*Written request*. All of the entries need to be written out again, exactly as they are.

*Data excerpts*.

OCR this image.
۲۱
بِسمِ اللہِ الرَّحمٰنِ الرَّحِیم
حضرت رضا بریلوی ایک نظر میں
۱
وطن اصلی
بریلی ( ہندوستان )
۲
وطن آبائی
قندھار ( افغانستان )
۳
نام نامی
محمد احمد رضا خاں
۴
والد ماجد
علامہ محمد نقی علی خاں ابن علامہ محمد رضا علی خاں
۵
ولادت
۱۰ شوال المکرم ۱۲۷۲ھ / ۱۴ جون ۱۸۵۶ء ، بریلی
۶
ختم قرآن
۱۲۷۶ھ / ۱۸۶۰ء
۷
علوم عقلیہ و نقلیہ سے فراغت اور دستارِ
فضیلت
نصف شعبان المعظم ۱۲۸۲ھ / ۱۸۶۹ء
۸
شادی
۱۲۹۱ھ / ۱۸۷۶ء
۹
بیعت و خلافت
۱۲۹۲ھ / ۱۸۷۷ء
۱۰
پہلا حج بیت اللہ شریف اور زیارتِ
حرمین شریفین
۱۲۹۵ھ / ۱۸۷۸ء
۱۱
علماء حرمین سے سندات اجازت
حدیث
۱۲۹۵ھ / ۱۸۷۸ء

*Complete answer*.
OCR this image.
۲۱
بِسمِ اللہِ الرَّحمٰنِ الرَّحِیم
حضرت رضا بریلوی ایک نظر میں
۱
وطن اصلی
بریلی ( ہندوستان )
۲
وطن آبائی
قندھار ( افغانستان )
۳
نام نامی
محمد احمد رضا خاں
۴
والد ماجد
علامہ محمد نقی علی خاں ابن علامہ محمد رضا علی خاں
۵
ولادت
۱۰ شوال المکرم ۱۲۷۲ھ / ۱۴ جون ۱۸۵۶ء ، بریلی
۶
ختم قرآن
۱۲۷۶ھ / ۱۸۶۰ء
۷
علوم عقلیہ و نقلیہ سے فراغت اور دستارِ
فضیلت
نصف شعبان المعظم ۱۲۸۲ھ / ۱۸۶۹ء
۸
شادی
۱۲۹۱ھ / ۱۸۷۶ء
۹
بیعت و خلافت
۱۲۹۲ھ / ۱۸۷۷ء
۱۰
پہلا حج بیت اللہ شریف اور زیارتِ
حرمین شریفین
۱۲۹۵ھ / ۱۸۷۸ء
۱۱
علماء حرمین سے سندات اجازت
حدیث
۱۲۹۵ھ / ۱۸۷۸ء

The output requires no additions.